Saved entries:
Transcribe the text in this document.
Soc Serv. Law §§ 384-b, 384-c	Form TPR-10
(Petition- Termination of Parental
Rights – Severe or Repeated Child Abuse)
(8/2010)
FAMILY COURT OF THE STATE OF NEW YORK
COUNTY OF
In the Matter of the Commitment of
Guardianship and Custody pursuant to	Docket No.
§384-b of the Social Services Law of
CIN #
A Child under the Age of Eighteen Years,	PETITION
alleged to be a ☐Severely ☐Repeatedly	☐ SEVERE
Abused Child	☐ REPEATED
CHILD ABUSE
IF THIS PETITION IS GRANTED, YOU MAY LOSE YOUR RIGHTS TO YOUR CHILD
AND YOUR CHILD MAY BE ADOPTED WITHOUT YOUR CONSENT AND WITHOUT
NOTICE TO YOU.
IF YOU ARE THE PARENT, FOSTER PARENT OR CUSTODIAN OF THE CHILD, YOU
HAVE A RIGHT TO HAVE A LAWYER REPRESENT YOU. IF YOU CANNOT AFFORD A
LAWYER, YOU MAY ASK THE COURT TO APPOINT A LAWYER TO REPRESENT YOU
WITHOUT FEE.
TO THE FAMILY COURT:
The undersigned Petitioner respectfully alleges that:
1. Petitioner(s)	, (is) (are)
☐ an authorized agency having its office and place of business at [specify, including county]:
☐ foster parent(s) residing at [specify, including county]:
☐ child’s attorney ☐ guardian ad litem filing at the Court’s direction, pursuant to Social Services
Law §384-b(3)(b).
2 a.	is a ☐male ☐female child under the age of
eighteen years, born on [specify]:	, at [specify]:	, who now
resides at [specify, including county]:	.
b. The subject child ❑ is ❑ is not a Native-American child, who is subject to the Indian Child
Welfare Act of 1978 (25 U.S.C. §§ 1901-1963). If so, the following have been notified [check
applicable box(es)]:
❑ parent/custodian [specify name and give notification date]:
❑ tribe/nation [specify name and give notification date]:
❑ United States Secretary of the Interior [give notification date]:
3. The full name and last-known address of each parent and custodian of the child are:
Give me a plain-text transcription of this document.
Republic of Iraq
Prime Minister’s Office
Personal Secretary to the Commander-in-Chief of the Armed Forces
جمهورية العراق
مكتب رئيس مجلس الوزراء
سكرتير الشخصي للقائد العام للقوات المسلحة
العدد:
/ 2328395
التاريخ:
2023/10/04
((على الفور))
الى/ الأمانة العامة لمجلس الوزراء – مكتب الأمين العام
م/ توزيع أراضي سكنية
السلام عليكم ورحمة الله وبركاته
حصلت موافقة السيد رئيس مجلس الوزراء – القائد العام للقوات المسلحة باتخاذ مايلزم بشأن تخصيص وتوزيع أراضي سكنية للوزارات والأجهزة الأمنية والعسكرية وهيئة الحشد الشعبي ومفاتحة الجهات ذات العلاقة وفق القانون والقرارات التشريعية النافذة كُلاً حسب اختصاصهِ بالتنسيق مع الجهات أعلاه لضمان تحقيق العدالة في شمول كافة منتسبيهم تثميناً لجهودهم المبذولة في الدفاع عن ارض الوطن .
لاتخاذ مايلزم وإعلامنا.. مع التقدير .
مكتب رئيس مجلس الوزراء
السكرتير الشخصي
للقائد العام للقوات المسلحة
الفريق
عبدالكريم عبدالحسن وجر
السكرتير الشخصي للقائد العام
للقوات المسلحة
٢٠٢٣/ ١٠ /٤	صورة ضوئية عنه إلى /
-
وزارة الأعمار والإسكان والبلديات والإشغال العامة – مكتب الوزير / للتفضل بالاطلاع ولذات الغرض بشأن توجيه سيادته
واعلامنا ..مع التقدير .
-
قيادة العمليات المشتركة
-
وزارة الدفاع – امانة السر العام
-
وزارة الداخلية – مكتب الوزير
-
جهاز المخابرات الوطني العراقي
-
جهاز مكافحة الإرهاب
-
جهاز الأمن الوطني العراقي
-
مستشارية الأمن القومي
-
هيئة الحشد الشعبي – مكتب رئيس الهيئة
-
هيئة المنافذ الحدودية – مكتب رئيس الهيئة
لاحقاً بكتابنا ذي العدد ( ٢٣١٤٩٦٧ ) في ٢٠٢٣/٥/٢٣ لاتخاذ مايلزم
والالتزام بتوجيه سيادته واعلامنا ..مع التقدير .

#### [Task details]
Reproduce the entries above in full, verbatim.

#### [The answer]
Transcribe the text in this document.
Soc Serv. Law §§ 384-b, 384-c	Form TPR-10
(Petition- Termination of Parental
Rights – Severe or Repeated Child Abuse)
(8/2010)
FAMILY COURT OF THE STATE OF NEW YORK
COUNTY OF
In the Matter of the Commitment of
Guardianship and Custody pursuant to	Docket No.
§384-b of the Social Services Law of
CIN #
A Child under the Age of Eighteen Years,	PETITION
alleged to be a ☐Severely ☐Repeatedly	☐ SEVERE
Abused Child	☐ REPEATED
CHILD ABUSE
IF THIS PETITION IS GRANTED, YOU MAY LOSE YOUR RIGHTS TO YOUR CHILD
AND YOUR CHILD MAY BE ADOPTED WITHOUT YOUR CONSENT AND WITHOUT
NOTICE TO YOU.
IF YOU ARE THE PARENT, FOSTER PARENT OR CUSTODIAN OF THE CHILD, YOU
HAVE A RIGHT TO HAVE A LAWYER REPRESENT YOU. IF YOU CANNOT AFFORD A
LAWYER, YOU MAY ASK THE COURT TO APPOINT A LAWYER TO REPRESENT YOU
WITHOUT FEE.
TO THE FAMILY COURT:
The undersigned Petitioner respectfully alleges that:
1. Petitioner(s)	, (is) (are)
☐ an authorized agency having its office and place of business at [specify, including county]:
☐ foster parent(s) residing at [specify, including county]:
☐ child’s attorney ☐ guardian ad litem filing at the Court’s direction, pursuant to Social Services
Law §384-b(3)(b).
2 a.	is a ☐male ☐female child under the age of
eighteen years, born on [specify]:	, at [specify]:	, who now
resides at [specify, including county]:	.
b. The subject child ❑ is ❑ is not a Native-American child, who is subject to the Indian Child
Welfare Act of 1978 (25 U.S.C. §§ 1901-1963). If so, the following have been notified [check
applicable box(es)]:
❑ parent/custodian [specify name and give notification date]:
❑ tribe/nation [specify name and give notification date]:
❑ United States Secretary of the Interior [give notification date]:
3. The full name and last-known address of each parent and custodian of the child are:
Give me a plain-text transcription of this document.
Republic of Iraq
Prime Minister’s Office
Personal Secretary to the Commander-in-Chief of the Armed Forces
جمهورية العراق
مكتب رئيس مجلس الوزراء
سكرتير الشخصي للقائد العام للقوات المسلحة
العدد:
/ 2328395
التاريخ:
2023/10/04
((على الفور))
الى/ الأمانة العامة لمجلس الوزراء – مكتب الأمين العام
م/ توزيع أراضي سكنية
السلام عليكم ورحمة الله وبركاته
حصلت موافقة السيد رئيس مجلس الوزراء – القائد العام للقوات المسلحة باتخاذ مايلزم بشأن تخصيص وتوزيع أراضي سكنية للوزارات والأجهزة الأمنية والعسكرية وهيئة الحشد الشعبي ومفاتحة الجهات ذات العلاقة وفق القانون والقرارات التشريعية النافذة كُلاً حسب اختصاصهِ بالتنسيق مع الجهات أعلاه لضمان تحقيق العدالة في شمول كافة منتسبيهم تثميناً لجهودهم المبذولة في الدفاع عن ارض الوطن .
لاتخاذ مايلزم وإعلامنا.. مع التقدير .
مكتب رئيس مجلس الوزراء
السكرتير الشخصي
للقائد العام للقوات المسلحة
الفريق
عبدالكريم عبدالحسن وجر
السكرتير الشخصي للقائد العام
للقوات المسلحة
٢٠٢٣/ ١٠ /٤	صورة ضوئية عنه إلى /
-
وزارة الأعمار والإسكان والبلديات والإشغال العامة – مكتب الوزير / للتفضل بالاطلاع ولذات الغرض بشأن توجيه سيادته
واعلامنا ..مع التقدير .
-
قيادة العمليات المشتركة
-
وزارة الدفاع – امانة السر العام
-
وزارة الداخلية – مكتب الوزير
-
جهاز المخابرات الوطني العراقي
-
جهاز مكافحة الإرهاب
-
جهاز الأمن الوطني العراقي
-
مستشارية الأمن القومي
-
هيئة الحشد الشعبي – مكتب رئيس الهيئة
-
هيئة المنافذ الحدودية – مكتب رئيس الهيئة
لاحقاً بكتابنا ذي العدد ( ٢٣١٤٩٦٧ ) في ٢٠٢٣/٥/٢٣ لاتخاذ مايلزم
والالتزام بتوجيه سيادته واعلامنا ..مع التقدير .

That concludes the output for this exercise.